To be done ::
Make an exact copy of the records, with the pictures left out.
+++ Information shown +++
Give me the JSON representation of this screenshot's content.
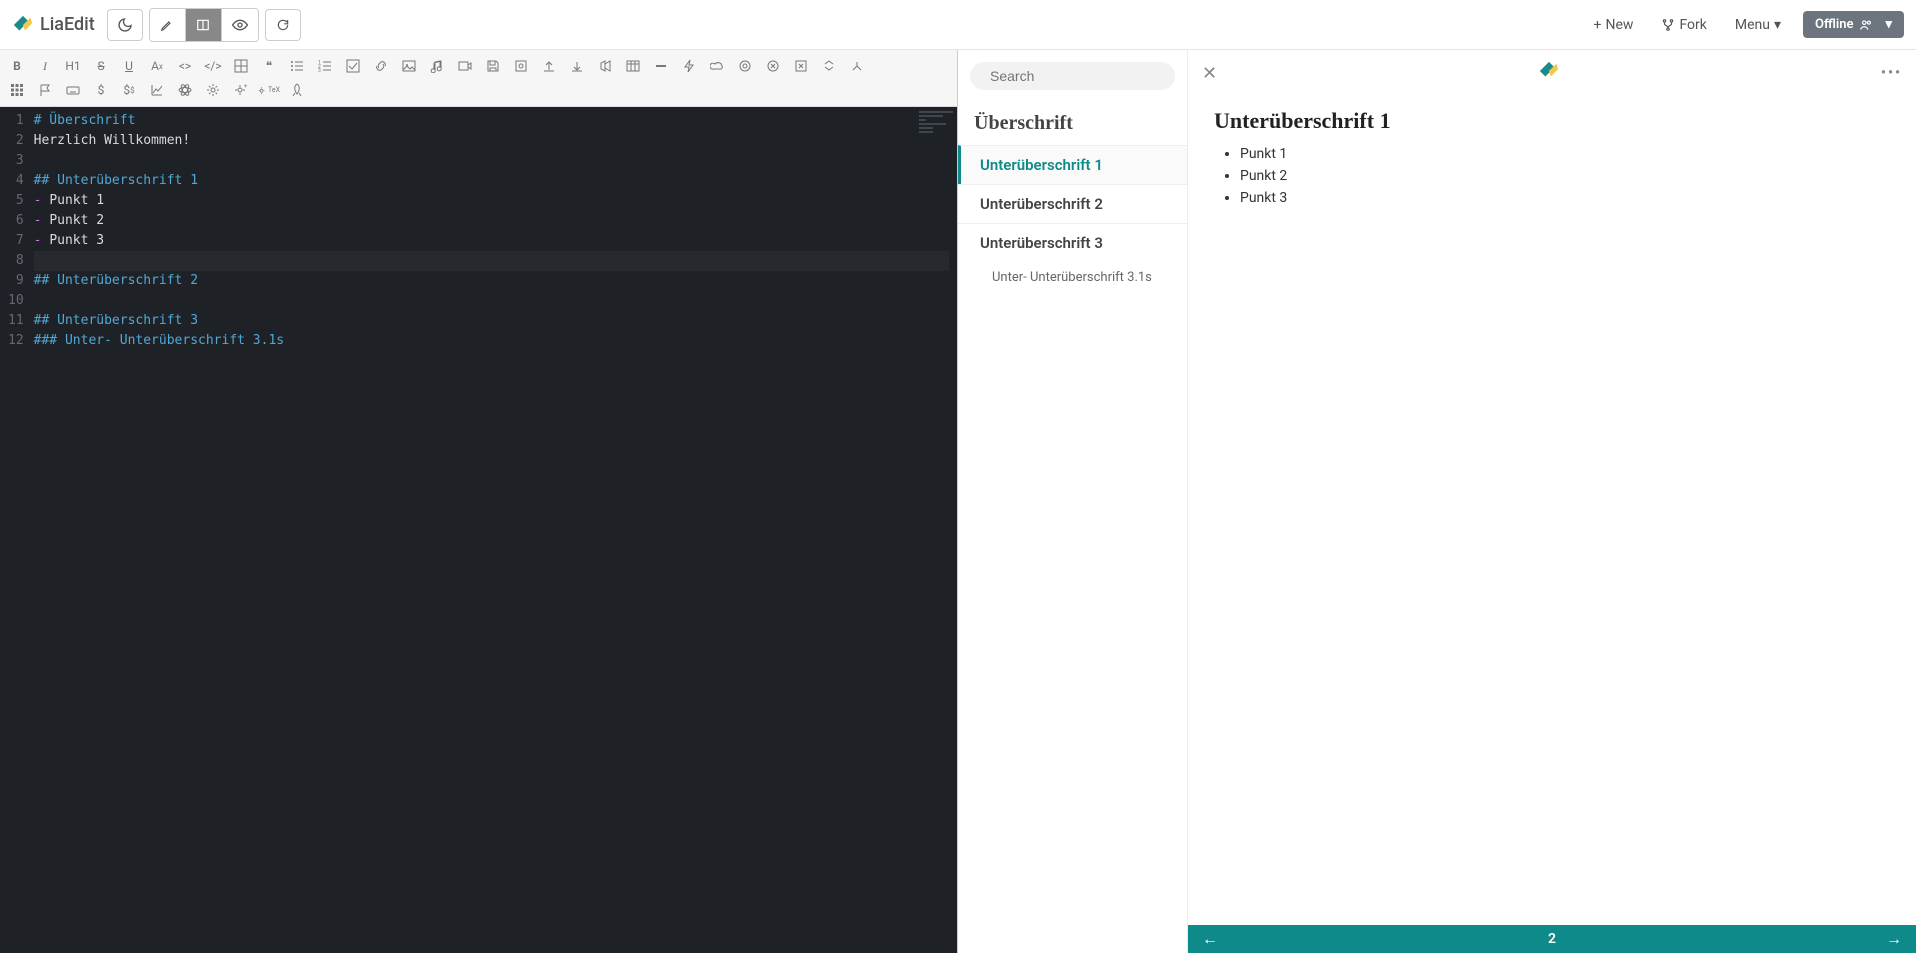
{
  "header": {
    "app_name": "LiaEdit",
    "new_label": "New",
    "fork_label": "Fork",
    "menu_label": "Menu",
    "offline_label": "Offline"
  },
  "editor": {
    "lines": [
      {
        "n": 1,
        "cls": "hd",
        "text": "# Überschrift"
      },
      {
        "n": 2,
        "cls": "tx",
        "text": "Herzlich Willkommen!"
      },
      {
        "n": 3,
        "cls": "tx",
        "text": ""
      },
      {
        "n": 4,
        "cls": "hd",
        "text": "## Unterüberschrift 1"
      },
      {
        "n": 5,
        "cls": "ls",
        "text": "- Punkt 1"
      },
      {
        "n": 6,
        "cls": "ls",
        "text": "- Punkt 2"
      },
      {
        "n": 7,
        "cls": "ls",
        "text": "- Punkt 3"
      },
      {
        "n": 8,
        "cls": "tx",
        "text": "",
        "cursor": true
      },
      {
        "n": 9,
        "cls": "hd",
        "text": "## Unterüberschrift 2"
      },
      {
        "n": 10,
        "cls": "tx",
        "text": ""
      },
      {
        "n": 11,
        "cls": "hd",
        "text": "## Unterüberschrift 3"
      },
      {
        "n": 12,
        "cls": "hd",
        "text": "### Unter- Unterüberschrift 3.1s"
      }
    ]
  },
  "toc": {
    "search_placeholder": "Search",
    "title": "Überschrift",
    "items": [
      {
        "label": "Unterüberschrift 1",
        "active": true
      },
      {
        "label": "Unterüberschrift 2",
        "active": false
      },
      {
        "label": "Unterüberschrift 3",
        "active": false
      }
    ],
    "sub_items": [
      {
        "label": "Unter- Unterüberschrift 3.1s"
      }
    ]
  },
  "preview": {
    "heading": "Unterüberschrift 1",
    "bullets": [
      "Punkt 1",
      "Punkt 2",
      "Punkt 3"
    ],
    "page_number": "2"
  }
}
+++
The result ::
Give me the JSON representation of this screenshot's content.
{
  "header": {
    "app_name": "LiaEdit",
    "new_label": "New",
    "fork_label": "Fork",
    "menu_label": "Menu",
    "offline_label": "Offline"
  },
  "editor": {
    "lines": [
      {
        "n": 1,
        "cls": "hd",
        "text": "# Überschrift"
      },
      {
        "n": 2,
        "cls": "tx",
        "text": "Herzlich Willkommen!"
      },
      {
        "n": 3,
        "cls": "tx",
        "text": ""
      },
      {
        "n": 4,
        "cls": "hd",
        "text": "## Unterüberschrift 1"
      },
      {
        "n": 5,
        "cls": "ls",
        "text": "- Punkt 1"
      },
      {
        "n": 6,
        "cls": "ls",
        "text": "- Punkt 2"
      },
      {
        "n": 7,
        "cls": "ls",
        "text": "- Punkt 3"
      },
      {
        "n": 8,
        "cls": "tx",
        "text": "",
        "cursor": true
      },
      {
        "n": 9,
        "cls": "hd",
        "text": "## Unterüberschrift 2"
      },
      {
        "n": 10,
        "cls": "tx",
        "text": ""
      },
      {
        "n": 11,
        "cls": "hd",
        "text": "## Unterüberschrift 3"
      },
      {
        "n": 12,
        "cls": "hd",
        "text": "### Unter- Unterüberschrift 3.1s"
      }
    ]
  },
  "toc": {
    "search_placeholder": "Search",
    "title": "Überschrift",
    "items": [
      {
        "label": "Unterüberschrift 1",
        "active": true
      },
      {
        "label": "Unterüberschrift 2",
        "active": false
      },
      {
        "label": "Unterüberschrift 3",
        "active": false
      }
    ],
    "sub_items": [
      {
        "label": "Unter- Unterüberschrift 3.1s"
      }
    ]
  },
  "preview": {
    "heading": "Unterüberschrift 1",
    "bullets": [
      "Punkt 1",
      "Punkt 2",
      "Punkt 3"
    ],
    "page_number": "2"
  }
}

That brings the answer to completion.